Description of the task
Which lines of the records contain the word "Blue"? Pick out each of those lines and copy it in full.

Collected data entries
====

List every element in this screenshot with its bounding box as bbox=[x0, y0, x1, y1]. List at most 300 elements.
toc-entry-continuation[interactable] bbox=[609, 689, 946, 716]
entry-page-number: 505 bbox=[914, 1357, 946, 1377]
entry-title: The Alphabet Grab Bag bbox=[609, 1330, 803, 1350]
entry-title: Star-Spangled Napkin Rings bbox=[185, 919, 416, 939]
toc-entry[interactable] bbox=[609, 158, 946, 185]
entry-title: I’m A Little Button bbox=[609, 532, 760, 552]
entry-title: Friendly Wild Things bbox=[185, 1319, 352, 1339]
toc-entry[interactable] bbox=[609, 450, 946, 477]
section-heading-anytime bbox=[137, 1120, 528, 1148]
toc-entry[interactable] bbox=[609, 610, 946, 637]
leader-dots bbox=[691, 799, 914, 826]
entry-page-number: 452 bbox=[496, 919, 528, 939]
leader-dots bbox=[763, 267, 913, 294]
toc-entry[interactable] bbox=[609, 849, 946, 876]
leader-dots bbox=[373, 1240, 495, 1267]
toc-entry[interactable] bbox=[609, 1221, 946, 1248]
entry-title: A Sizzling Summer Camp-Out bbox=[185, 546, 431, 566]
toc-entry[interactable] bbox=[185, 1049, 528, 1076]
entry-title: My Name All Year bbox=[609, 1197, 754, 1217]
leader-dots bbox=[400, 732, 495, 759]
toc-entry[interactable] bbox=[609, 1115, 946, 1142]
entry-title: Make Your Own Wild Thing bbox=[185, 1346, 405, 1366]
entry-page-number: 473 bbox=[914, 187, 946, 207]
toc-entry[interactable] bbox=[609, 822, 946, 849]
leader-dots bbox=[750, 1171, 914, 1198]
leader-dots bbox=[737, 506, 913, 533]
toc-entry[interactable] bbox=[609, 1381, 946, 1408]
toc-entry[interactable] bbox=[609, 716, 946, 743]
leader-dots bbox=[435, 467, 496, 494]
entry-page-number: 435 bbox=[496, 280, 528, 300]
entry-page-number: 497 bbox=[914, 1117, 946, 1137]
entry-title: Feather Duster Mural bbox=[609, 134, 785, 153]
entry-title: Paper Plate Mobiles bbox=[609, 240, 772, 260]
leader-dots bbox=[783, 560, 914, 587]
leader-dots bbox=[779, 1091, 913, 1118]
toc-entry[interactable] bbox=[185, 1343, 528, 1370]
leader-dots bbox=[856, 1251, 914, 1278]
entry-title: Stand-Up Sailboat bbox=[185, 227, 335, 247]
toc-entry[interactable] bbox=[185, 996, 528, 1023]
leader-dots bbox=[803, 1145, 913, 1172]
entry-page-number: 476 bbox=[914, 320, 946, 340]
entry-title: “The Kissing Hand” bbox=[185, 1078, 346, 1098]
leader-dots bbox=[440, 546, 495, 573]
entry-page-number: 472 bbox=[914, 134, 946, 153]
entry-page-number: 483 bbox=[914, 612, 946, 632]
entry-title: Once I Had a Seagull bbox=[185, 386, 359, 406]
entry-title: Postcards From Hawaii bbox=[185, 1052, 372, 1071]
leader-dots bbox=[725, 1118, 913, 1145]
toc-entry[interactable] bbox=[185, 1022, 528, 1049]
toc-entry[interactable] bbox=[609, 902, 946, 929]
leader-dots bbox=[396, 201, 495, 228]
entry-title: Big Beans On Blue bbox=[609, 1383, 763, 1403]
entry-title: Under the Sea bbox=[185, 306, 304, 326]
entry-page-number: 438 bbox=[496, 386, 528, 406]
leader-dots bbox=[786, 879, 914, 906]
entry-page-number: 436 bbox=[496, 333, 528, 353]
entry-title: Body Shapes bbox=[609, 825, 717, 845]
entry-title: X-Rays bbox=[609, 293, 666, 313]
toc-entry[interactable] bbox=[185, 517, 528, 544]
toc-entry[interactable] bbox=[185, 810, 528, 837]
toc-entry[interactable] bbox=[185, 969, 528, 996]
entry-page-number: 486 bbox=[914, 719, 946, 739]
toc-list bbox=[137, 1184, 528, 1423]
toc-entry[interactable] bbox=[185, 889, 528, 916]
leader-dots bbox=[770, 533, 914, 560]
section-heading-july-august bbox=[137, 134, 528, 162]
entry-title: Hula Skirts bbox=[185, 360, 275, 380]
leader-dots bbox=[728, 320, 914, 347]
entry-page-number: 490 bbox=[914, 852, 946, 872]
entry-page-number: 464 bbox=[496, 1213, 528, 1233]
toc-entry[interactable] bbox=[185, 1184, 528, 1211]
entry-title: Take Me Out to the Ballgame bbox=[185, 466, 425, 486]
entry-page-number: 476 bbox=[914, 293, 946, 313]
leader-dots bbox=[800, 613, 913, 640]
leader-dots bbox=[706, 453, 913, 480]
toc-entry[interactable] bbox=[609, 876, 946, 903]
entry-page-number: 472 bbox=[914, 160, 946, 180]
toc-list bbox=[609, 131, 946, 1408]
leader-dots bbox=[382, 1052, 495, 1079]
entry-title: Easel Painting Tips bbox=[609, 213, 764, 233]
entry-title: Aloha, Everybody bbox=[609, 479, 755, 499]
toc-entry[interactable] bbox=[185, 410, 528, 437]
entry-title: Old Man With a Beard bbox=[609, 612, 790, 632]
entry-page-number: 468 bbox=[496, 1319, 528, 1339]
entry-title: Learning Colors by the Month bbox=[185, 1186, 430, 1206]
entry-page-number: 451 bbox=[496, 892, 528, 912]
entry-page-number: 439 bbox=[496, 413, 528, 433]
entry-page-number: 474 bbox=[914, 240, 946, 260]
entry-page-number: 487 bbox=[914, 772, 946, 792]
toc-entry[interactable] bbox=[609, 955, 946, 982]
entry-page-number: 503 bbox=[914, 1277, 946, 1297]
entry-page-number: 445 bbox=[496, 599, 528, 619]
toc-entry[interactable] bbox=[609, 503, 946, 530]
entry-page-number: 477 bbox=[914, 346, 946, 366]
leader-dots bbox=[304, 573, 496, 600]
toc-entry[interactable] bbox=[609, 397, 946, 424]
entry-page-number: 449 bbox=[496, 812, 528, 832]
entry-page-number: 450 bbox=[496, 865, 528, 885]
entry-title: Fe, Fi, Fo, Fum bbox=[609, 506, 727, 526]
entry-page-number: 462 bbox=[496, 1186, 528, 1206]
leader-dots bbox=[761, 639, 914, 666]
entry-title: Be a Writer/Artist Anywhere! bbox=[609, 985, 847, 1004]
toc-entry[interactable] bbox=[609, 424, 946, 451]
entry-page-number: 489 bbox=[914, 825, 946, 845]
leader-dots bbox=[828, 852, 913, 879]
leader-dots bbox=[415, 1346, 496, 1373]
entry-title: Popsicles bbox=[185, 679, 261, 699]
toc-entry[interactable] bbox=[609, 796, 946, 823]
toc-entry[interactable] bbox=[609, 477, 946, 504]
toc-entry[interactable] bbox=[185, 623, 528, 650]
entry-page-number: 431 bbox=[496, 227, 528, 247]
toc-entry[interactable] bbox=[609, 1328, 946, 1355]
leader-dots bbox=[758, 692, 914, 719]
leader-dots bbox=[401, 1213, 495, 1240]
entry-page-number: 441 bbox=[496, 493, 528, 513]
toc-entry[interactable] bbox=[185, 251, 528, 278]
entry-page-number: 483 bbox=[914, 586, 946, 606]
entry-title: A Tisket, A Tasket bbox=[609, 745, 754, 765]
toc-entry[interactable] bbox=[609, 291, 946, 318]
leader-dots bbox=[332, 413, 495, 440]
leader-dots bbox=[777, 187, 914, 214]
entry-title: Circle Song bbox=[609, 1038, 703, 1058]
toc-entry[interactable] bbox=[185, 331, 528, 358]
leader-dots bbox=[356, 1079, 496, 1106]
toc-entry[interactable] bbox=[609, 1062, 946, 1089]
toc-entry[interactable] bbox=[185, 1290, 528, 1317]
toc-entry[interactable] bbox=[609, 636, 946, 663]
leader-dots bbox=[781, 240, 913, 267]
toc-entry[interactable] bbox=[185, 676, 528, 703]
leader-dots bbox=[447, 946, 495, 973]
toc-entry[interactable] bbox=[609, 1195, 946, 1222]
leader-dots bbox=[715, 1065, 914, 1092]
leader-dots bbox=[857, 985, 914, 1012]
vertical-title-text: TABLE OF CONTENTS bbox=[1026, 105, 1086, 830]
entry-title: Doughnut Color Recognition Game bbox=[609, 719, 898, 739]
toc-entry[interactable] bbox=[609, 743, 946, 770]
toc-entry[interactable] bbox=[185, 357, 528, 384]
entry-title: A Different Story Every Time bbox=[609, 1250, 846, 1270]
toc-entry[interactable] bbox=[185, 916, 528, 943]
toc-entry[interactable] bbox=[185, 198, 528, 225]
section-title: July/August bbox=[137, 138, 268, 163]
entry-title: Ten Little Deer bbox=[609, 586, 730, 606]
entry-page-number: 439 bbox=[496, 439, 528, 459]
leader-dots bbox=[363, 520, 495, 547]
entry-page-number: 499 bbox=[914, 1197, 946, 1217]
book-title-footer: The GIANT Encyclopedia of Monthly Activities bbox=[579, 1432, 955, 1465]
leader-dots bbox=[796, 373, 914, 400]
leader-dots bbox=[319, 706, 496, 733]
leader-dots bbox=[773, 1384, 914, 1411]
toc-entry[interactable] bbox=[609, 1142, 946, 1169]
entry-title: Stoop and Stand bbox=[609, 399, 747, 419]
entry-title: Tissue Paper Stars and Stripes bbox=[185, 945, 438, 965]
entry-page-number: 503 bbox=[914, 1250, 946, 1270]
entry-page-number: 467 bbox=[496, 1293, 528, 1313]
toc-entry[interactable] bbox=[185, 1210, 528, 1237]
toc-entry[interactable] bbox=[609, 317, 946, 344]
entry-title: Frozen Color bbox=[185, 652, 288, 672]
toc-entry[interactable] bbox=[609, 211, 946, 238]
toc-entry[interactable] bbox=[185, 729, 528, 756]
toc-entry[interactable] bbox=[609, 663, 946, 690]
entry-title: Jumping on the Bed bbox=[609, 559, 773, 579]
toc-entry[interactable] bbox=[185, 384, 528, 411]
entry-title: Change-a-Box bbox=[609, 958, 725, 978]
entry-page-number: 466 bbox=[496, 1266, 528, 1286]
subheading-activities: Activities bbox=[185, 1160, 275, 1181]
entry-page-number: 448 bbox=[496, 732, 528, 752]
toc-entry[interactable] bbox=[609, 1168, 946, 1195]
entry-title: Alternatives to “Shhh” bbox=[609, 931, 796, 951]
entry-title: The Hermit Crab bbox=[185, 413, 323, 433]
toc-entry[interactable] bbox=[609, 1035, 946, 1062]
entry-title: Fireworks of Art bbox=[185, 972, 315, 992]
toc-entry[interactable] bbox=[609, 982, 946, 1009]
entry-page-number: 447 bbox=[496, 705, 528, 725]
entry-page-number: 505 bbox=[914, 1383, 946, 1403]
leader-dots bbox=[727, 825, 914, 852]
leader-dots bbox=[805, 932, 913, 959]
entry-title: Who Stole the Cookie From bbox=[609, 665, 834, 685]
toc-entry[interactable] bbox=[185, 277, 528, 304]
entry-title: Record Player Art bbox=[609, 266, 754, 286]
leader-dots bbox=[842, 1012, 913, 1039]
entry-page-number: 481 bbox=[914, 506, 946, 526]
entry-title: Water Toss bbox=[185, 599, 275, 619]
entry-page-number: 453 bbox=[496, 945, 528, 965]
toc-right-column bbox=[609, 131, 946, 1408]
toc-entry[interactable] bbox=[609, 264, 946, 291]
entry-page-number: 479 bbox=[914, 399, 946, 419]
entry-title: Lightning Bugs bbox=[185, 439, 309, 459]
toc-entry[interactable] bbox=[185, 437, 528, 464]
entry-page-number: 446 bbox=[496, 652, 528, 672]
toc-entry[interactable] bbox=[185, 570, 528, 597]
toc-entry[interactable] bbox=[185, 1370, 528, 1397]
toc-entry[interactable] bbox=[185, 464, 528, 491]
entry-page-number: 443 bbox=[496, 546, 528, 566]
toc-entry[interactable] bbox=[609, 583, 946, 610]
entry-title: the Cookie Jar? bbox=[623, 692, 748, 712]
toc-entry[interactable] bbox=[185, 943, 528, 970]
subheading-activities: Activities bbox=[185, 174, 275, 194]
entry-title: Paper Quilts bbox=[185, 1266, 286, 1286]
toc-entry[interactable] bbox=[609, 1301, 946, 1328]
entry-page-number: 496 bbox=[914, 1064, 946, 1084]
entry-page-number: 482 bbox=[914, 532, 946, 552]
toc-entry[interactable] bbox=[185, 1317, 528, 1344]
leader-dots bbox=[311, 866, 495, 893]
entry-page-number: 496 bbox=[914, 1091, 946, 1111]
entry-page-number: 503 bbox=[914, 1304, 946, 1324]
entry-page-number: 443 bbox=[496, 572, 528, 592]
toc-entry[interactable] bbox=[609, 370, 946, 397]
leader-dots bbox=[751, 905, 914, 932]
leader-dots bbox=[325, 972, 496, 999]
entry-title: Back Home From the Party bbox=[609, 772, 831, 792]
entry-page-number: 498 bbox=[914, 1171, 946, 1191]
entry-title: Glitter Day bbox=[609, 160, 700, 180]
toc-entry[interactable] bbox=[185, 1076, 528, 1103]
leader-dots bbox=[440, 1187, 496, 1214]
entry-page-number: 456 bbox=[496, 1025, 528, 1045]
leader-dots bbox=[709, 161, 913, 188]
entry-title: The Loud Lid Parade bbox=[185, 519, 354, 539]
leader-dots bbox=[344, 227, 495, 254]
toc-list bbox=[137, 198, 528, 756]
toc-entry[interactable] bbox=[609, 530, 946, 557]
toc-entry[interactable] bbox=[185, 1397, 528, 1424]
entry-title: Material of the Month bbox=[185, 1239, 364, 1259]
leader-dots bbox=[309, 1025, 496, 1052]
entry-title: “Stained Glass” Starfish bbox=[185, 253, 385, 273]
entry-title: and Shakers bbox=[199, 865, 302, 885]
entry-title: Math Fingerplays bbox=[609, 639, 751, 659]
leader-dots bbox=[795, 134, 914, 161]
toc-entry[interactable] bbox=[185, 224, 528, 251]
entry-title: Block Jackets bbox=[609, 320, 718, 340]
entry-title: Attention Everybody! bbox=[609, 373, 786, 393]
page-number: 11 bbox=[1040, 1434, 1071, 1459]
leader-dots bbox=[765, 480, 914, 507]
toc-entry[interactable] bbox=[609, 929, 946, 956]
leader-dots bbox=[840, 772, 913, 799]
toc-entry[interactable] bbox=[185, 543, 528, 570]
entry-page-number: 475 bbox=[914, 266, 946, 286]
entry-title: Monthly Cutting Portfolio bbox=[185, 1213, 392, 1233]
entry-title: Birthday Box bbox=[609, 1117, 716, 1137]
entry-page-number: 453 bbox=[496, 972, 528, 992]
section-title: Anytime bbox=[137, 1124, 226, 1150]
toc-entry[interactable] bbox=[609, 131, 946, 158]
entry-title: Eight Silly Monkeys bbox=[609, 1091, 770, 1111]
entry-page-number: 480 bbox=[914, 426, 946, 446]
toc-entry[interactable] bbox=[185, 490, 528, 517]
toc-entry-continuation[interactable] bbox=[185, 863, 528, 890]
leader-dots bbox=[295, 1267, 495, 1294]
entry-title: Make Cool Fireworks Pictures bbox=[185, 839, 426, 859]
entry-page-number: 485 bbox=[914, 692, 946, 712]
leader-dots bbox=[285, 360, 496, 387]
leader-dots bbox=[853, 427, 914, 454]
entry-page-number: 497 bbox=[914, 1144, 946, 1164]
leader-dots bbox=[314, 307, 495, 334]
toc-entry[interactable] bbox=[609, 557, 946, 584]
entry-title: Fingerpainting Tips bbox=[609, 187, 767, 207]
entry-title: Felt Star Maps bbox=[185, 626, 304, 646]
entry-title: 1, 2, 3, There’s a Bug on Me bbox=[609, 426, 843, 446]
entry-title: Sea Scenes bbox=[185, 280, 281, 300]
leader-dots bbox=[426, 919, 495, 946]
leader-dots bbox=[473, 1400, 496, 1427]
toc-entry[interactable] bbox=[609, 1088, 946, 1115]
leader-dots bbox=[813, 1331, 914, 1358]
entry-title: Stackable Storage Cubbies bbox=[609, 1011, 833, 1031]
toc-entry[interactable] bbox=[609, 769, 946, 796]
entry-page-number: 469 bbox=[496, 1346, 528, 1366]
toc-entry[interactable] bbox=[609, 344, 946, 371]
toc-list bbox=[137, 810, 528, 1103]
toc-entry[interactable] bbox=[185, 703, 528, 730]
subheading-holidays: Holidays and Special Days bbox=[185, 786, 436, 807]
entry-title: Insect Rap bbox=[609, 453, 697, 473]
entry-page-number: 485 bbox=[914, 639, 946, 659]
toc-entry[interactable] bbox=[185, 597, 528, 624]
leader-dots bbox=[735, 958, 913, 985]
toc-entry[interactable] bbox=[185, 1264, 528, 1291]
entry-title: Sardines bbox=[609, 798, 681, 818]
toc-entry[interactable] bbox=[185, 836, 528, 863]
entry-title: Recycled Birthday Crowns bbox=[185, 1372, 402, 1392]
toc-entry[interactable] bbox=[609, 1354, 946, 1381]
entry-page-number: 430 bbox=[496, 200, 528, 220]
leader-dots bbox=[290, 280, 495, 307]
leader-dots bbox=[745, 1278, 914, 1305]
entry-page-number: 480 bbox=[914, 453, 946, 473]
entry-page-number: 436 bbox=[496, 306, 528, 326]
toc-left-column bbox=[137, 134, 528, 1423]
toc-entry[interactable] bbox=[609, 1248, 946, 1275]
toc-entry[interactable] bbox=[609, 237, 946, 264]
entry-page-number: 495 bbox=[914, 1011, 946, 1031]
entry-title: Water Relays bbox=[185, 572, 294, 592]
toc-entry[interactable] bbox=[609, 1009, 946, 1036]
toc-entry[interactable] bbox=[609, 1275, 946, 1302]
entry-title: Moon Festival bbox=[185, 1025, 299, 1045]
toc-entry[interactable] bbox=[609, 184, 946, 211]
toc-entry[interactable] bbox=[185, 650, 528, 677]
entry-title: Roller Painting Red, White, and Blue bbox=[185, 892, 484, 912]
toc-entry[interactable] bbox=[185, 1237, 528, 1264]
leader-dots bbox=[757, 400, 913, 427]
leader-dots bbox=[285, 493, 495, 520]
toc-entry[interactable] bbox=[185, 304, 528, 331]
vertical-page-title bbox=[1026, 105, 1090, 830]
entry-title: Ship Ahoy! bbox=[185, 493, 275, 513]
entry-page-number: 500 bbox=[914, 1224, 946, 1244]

====

Task answer
entry-title: Big Beans On Blue bbox=[609, 1383, 763, 1403]
entry-title: Roller Painting Red, White, and Blue bbox=[185, 892, 484, 912]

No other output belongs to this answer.